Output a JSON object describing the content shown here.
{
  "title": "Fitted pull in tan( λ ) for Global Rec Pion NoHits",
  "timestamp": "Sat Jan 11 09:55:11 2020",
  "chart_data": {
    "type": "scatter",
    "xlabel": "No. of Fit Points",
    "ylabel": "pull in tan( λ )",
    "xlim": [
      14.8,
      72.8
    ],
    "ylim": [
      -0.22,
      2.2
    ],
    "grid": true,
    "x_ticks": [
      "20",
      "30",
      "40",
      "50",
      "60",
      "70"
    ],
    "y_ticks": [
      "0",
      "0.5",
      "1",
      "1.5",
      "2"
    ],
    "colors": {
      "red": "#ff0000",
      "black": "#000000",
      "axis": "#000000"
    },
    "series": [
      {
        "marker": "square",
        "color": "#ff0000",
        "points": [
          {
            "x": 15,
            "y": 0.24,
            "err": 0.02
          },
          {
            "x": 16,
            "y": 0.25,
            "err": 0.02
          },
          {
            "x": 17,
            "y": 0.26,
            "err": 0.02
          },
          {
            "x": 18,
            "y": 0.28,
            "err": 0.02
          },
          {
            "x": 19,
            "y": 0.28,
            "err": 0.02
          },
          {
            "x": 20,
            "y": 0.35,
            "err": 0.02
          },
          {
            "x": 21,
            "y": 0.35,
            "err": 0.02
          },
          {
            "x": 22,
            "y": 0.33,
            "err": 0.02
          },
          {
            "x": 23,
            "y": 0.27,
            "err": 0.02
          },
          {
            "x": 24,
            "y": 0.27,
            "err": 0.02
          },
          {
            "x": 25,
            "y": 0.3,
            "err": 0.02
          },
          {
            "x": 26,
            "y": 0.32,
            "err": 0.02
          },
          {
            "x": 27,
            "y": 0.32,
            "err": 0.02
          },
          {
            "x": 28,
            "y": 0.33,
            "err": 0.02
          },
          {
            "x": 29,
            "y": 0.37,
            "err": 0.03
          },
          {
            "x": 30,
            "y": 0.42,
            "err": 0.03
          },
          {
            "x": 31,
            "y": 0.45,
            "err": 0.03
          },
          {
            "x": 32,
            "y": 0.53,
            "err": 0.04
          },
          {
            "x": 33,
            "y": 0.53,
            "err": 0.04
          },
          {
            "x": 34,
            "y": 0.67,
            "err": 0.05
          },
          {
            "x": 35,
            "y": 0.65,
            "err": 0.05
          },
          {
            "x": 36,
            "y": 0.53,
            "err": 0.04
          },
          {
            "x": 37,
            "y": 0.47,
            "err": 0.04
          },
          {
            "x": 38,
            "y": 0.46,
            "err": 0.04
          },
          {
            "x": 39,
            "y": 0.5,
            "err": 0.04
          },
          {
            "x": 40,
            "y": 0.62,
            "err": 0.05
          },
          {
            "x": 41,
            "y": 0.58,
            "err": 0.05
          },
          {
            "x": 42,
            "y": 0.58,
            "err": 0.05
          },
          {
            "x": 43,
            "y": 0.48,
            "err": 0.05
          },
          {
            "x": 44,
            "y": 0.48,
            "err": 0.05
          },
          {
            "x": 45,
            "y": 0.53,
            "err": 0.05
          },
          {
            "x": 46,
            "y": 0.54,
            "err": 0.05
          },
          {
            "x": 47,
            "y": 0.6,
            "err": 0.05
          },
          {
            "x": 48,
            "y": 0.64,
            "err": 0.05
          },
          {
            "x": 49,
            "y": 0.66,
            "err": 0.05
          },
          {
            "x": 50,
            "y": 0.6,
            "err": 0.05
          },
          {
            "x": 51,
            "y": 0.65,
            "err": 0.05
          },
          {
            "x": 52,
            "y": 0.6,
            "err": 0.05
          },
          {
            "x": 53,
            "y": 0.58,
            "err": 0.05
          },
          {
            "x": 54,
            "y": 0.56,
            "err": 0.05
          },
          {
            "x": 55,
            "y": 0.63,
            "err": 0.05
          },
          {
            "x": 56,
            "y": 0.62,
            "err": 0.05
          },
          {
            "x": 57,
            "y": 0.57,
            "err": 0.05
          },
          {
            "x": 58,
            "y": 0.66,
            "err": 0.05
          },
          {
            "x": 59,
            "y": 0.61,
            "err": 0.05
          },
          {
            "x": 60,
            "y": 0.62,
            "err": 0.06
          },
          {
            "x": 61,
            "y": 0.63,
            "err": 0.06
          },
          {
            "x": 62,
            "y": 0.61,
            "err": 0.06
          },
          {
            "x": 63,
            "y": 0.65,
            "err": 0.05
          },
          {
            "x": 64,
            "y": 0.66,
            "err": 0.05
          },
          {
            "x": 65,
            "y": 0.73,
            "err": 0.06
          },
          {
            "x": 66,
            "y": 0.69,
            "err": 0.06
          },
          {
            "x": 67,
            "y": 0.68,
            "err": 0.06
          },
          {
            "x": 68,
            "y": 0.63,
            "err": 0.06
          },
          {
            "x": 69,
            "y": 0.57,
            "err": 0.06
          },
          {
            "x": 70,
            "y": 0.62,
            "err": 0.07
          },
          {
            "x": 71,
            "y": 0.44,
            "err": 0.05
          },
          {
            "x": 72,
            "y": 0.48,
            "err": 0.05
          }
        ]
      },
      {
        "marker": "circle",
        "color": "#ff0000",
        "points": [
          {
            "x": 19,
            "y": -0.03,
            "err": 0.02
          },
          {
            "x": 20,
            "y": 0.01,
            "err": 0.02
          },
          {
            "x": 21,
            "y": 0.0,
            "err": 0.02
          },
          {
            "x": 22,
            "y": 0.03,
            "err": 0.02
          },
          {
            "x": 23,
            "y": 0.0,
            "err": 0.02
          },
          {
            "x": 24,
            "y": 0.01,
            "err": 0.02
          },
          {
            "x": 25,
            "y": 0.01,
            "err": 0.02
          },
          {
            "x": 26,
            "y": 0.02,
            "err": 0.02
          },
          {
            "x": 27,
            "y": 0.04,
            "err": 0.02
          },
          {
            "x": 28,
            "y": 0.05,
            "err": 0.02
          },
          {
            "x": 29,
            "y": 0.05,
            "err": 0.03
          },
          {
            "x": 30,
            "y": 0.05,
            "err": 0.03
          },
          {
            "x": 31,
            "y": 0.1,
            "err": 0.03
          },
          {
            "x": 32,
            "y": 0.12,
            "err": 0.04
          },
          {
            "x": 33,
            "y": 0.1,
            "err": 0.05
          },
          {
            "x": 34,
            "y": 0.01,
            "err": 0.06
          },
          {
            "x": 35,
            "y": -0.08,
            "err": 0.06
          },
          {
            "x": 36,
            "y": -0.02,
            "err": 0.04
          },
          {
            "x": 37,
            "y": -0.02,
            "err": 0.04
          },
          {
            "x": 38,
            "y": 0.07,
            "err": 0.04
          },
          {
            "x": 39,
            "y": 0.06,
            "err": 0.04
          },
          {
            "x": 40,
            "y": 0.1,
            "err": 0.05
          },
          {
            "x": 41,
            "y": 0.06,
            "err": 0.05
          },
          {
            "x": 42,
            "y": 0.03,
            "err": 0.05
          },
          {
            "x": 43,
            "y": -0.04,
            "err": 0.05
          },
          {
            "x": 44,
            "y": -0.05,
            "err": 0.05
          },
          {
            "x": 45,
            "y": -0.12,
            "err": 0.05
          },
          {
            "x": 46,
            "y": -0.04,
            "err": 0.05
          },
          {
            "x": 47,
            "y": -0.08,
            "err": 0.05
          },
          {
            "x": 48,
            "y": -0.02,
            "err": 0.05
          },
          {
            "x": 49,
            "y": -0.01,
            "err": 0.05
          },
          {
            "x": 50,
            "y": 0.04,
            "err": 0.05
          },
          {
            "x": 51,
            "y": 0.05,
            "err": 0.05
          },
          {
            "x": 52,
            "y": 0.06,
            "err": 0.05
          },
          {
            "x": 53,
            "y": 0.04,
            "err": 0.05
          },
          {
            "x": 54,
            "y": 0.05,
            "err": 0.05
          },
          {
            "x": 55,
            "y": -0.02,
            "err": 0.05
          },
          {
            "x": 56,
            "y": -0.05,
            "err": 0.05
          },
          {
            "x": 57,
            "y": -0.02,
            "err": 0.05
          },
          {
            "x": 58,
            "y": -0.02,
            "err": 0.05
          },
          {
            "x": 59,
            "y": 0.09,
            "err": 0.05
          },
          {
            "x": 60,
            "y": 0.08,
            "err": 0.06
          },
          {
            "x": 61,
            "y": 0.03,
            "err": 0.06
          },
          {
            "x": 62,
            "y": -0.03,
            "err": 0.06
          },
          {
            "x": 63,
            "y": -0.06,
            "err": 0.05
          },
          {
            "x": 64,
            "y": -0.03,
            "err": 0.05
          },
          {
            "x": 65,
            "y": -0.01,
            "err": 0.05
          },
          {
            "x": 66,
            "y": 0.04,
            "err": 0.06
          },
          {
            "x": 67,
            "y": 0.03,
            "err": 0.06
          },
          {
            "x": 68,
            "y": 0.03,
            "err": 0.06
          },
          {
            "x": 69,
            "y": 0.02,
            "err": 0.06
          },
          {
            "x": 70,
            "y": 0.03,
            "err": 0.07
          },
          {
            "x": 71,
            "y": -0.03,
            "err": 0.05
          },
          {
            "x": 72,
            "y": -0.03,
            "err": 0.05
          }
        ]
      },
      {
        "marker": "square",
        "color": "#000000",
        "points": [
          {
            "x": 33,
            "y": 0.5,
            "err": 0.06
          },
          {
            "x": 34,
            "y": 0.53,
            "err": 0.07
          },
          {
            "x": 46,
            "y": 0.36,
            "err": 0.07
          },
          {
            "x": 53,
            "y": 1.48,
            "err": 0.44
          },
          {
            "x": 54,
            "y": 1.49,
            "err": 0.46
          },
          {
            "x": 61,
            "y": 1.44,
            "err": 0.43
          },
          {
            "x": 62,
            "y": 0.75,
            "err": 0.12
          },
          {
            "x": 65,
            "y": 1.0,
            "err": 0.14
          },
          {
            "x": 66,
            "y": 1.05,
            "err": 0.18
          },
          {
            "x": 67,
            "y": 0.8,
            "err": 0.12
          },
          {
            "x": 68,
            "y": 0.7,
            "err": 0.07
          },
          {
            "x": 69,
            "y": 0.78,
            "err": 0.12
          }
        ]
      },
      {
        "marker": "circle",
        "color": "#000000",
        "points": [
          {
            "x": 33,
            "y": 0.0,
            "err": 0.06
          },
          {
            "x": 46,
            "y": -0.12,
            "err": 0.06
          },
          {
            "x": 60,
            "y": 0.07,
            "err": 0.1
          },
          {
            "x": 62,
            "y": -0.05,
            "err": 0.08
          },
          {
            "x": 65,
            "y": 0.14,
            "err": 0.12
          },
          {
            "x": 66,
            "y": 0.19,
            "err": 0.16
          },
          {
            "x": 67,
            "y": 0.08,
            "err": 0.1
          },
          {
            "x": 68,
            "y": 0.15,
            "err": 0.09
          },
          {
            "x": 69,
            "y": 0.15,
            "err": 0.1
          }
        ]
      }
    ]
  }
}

════════

Select every line of the records holding the string "pull".

  "title": "Fitted pull in tan( λ ) for Global Rec Pion NoHits",
    "ylabel": "pull in tan( λ )",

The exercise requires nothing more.